EXERCISE AIM: Write out all of the entries exactly as given.

(Saved data entries)

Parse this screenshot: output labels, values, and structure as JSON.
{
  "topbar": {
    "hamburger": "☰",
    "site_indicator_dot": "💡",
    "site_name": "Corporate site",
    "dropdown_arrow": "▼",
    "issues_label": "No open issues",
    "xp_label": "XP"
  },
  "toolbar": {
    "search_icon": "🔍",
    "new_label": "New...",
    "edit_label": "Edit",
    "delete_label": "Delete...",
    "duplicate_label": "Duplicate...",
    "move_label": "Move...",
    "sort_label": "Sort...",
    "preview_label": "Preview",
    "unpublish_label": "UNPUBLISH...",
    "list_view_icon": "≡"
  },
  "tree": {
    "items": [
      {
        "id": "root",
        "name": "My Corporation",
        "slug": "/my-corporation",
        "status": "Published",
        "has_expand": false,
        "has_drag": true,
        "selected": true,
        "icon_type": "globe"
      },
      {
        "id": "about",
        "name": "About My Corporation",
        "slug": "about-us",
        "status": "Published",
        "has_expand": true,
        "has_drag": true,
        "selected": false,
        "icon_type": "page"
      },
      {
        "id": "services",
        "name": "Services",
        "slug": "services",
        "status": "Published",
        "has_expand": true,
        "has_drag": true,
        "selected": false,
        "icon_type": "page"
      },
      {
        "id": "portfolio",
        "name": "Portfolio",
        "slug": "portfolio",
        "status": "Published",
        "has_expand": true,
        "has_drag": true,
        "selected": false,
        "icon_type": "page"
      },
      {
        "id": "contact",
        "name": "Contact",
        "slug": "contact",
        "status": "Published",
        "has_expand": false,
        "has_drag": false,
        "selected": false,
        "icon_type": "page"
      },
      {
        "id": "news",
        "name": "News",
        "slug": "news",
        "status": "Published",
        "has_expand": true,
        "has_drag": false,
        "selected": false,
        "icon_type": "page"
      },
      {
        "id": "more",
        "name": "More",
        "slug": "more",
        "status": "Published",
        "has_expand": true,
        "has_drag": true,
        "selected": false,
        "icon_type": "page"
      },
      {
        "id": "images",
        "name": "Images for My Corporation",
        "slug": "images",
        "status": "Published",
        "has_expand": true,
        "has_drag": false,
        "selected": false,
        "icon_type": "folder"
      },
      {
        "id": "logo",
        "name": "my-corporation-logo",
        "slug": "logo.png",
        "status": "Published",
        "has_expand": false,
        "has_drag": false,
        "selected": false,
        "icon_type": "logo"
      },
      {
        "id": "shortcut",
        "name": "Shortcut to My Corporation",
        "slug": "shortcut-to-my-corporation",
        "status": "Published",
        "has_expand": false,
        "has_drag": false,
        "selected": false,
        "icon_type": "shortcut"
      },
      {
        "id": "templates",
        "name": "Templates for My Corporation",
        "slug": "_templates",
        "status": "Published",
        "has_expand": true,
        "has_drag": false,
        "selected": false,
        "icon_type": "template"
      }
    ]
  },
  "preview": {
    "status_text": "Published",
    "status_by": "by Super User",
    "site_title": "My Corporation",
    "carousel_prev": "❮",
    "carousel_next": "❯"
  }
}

CORRECT RESPONSE:
Parse this screenshot: output labels, values, and structure as JSON.
{
  "topbar": {
    "hamburger": "☰",
    "site_indicator_dot": "💡",
    "site_name": "Corporate site",
    "dropdown_arrow": "▼",
    "issues_label": "No open issues",
    "xp_label": "XP"
  },
  "toolbar": {
    "search_icon": "🔍",
    "new_label": "New...",
    "edit_label": "Edit",
    "delete_label": "Delete...",
    "duplicate_label": "Duplicate...",
    "move_label": "Move...",
    "sort_label": "Sort...",
    "preview_label": "Preview",
    "unpublish_label": "UNPUBLISH...",
    "list_view_icon": "≡"
  },
  "tree": {
    "items": [
      {
        "id": "root",
        "name": "My Corporation",
        "slug": "/my-corporation",
        "status": "Published",
        "has_expand": false,
        "has_drag": true,
        "selected": true,
        "icon_type": "globe"
      },
      {
        "id": "about",
        "name": "About My Corporation",
        "slug": "about-us",
        "status": "Published",
        "has_expand": true,
        "has_drag": true,
        "selected": false,
        "icon_type": "page"
      },
      {
        "id": "services",
        "name": "Services",
        "slug": "services",
        "status": "Published",
        "has_expand": true,
        "has_drag": true,
        "selected": false,
        "icon_type": "page"
      },
      {
        "id": "portfolio",
        "name": "Portfolio",
        "slug": "portfolio",
        "status": "Published",
        "has_expand": true,
        "has_drag": true,
        "selected": false,
        "icon_type": "page"
      },
      {
        "id": "contact",
        "name": "Contact",
        "slug": "contact",
        "status": "Published",
        "has_expand": false,
        "has_drag": false,
        "selected": false,
        "icon_type": "page"
      },
      {
        "id": "news",
        "name": "News",
        "slug": "news",
        "status": "Published",
        "has_expand": true,
        "has_drag": false,
        "selected": false,
        "icon_type": "page"
      },
      {
        "id": "more",
        "name": "More",
        "slug": "more",
        "status": "Published",
        "has_expand": true,
        "has_drag": true,
        "selected": false,
        "icon_type": "page"
      },
      {
        "id": "images",
        "name": "Images for My Corporation",
        "slug": "images",
        "status": "Published",
        "has_expand": true,
        "has_drag": false,
        "selected": false,
        "icon_type": "folder"
      },
      {
        "id": "logo",
        "name": "my-corporation-logo",
        "slug": "logo.png",
        "status": "Published",
        "has_expand": false,
        "has_drag": false,
        "selected": false,
        "icon_type": "logo"
      },
      {
        "id": "shortcut",
        "name": "Shortcut to My Corporation",
        "slug": "shortcut-to-my-corporation",
        "status": "Published",
        "has_expand": false,
        "has_drag": false,
        "selected": false,
        "icon_type": "shortcut"
      },
      {
        "id": "templates",
        "name": "Templates for My Corporation",
        "slug": "_templates",
        "status": "Published",
        "has_expand": true,
        "has_drag": false,
        "selected": false,
        "icon_type": "template"
      }
    ]
  },
  "preview": {
    "status_text": "Published",
    "status_by": "by Super User",
    "site_title": "My Corporation",
    "carousel_prev": "❮",
    "carousel_next": "❯"
  }
}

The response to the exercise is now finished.